Short problem:
Pick out each line of the records that includes the string "Summe", and copy it.

Exercise data:
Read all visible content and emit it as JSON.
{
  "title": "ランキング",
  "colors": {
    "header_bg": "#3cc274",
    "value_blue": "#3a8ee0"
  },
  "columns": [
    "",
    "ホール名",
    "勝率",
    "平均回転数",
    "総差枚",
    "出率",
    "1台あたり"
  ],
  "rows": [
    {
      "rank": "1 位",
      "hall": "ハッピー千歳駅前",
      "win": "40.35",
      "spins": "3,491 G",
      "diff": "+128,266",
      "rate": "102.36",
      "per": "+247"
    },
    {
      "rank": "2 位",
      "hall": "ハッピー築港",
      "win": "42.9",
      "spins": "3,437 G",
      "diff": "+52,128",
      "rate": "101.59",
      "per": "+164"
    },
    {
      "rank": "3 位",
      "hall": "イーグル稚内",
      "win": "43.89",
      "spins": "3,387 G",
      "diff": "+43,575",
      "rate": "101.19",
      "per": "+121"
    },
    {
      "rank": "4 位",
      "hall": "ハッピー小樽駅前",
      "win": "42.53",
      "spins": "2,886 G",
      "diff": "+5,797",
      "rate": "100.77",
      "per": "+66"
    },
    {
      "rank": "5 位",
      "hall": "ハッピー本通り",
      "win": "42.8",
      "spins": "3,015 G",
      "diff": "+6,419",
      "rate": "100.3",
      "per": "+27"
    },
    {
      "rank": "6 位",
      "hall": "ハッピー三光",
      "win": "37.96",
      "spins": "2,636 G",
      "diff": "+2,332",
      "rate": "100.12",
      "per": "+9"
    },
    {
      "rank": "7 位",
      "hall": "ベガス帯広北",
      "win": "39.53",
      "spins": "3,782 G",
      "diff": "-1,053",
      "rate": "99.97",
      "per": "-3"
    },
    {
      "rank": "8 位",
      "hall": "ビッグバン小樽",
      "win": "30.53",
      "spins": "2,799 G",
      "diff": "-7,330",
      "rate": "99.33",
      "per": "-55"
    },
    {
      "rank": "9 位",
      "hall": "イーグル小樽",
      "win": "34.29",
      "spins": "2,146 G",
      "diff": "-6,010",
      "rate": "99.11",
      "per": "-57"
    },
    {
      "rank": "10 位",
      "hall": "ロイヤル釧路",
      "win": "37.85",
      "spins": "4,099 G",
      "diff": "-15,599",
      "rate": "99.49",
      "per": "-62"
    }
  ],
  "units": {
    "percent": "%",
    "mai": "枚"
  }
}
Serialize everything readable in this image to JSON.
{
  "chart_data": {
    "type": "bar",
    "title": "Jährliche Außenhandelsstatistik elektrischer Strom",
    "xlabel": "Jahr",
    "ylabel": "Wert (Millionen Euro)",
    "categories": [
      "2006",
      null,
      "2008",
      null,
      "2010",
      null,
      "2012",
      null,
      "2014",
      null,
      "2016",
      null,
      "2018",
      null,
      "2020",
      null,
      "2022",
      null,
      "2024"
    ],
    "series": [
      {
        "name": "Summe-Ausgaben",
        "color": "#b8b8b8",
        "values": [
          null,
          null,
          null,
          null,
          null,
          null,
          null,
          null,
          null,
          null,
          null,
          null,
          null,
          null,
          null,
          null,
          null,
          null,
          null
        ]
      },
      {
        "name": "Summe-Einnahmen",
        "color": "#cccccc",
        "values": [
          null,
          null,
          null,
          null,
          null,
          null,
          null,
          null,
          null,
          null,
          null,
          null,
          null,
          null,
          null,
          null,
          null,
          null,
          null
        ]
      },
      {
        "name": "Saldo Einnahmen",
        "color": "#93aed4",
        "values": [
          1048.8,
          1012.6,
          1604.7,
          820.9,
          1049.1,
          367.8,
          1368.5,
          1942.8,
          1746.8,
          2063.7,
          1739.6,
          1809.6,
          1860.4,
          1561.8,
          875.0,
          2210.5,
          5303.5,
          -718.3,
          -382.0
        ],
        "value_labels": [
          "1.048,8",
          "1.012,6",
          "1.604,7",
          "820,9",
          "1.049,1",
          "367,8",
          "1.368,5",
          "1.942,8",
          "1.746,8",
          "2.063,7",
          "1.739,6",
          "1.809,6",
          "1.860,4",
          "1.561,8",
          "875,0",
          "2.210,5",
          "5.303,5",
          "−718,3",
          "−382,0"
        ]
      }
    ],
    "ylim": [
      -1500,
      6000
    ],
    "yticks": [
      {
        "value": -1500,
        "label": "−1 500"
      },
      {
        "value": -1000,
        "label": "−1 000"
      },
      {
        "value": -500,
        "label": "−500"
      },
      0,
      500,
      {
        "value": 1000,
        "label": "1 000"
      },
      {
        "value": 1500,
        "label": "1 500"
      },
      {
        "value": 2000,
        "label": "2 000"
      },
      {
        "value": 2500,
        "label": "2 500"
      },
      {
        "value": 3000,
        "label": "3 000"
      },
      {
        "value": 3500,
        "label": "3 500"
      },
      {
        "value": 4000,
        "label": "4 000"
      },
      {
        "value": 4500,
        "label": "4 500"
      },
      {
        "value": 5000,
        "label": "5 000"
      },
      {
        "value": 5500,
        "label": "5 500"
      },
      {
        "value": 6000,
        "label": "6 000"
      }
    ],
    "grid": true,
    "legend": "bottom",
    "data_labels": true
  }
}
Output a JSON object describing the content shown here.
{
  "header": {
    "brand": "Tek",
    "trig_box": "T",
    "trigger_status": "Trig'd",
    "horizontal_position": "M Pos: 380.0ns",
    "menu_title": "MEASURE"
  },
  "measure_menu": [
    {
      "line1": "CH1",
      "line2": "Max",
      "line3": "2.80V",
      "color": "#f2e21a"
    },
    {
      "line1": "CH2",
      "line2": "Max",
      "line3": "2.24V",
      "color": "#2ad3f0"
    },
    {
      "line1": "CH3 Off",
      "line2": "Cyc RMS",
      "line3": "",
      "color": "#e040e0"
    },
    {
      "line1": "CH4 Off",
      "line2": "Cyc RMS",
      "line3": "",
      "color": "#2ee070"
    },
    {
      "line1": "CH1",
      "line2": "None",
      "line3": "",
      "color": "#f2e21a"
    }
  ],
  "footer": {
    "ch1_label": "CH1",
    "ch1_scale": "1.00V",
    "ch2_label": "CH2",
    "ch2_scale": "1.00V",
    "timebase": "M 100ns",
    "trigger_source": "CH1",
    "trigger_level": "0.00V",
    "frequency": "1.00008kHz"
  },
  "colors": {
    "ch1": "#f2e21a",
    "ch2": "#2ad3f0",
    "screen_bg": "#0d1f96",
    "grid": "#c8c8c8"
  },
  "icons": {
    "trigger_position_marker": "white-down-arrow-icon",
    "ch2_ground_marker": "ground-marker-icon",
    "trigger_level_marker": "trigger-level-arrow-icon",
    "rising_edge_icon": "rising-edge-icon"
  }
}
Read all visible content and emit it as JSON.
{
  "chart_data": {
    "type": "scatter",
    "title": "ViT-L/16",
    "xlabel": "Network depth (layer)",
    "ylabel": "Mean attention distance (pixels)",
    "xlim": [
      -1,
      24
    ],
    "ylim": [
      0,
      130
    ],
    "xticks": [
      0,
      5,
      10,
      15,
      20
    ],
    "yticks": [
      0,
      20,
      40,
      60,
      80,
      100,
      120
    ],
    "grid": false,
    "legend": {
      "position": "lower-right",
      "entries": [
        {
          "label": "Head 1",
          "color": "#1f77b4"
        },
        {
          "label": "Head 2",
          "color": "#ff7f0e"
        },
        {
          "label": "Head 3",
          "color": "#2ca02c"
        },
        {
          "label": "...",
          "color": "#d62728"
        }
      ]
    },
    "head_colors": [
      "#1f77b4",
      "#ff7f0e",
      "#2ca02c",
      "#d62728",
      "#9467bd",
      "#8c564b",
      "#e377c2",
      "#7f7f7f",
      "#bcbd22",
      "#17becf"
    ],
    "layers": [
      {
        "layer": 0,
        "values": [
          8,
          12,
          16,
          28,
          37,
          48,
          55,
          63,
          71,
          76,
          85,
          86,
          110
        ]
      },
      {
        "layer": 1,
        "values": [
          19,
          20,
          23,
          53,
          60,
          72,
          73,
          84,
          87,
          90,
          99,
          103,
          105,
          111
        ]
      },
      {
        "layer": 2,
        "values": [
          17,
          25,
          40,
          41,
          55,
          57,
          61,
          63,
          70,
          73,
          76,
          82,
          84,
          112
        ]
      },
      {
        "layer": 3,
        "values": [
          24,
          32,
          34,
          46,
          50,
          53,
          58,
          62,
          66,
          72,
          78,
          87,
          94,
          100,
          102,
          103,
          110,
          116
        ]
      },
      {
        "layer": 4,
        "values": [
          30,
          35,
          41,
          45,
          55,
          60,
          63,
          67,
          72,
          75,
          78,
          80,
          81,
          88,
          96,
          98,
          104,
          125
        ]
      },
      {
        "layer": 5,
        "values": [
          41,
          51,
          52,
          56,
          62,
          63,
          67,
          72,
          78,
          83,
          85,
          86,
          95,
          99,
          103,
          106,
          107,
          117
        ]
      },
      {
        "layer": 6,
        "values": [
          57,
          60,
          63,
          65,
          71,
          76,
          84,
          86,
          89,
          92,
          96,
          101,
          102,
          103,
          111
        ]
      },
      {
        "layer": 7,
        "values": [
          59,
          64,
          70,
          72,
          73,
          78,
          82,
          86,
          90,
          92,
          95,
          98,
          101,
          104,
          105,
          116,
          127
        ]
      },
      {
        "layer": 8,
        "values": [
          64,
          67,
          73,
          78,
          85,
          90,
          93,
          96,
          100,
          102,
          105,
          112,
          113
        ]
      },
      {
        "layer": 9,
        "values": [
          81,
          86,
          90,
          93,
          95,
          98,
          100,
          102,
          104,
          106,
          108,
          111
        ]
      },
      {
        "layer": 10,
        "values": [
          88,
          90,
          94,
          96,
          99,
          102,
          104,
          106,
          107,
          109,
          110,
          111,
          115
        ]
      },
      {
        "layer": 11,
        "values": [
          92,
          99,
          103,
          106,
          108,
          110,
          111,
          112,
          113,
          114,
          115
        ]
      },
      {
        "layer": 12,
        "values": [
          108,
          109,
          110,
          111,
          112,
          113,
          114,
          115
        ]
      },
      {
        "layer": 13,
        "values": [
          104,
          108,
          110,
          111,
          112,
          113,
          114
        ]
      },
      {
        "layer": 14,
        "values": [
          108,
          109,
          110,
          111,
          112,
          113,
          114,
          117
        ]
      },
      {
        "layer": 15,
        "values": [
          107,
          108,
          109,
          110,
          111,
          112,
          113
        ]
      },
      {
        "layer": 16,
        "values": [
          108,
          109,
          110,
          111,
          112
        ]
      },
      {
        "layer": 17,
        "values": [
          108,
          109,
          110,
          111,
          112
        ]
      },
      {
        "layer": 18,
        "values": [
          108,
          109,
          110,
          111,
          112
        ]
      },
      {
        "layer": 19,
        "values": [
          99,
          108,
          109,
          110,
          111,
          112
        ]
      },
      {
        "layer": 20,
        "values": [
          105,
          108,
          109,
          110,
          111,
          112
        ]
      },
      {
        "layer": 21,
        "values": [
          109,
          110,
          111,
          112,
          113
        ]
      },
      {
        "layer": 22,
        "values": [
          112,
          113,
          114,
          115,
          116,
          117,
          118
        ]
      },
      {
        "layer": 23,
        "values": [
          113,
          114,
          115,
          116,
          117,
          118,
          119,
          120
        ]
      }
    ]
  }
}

Reply:
        "name": "Summe-Ausgaben",
        "name": "Summe-Einnahmen",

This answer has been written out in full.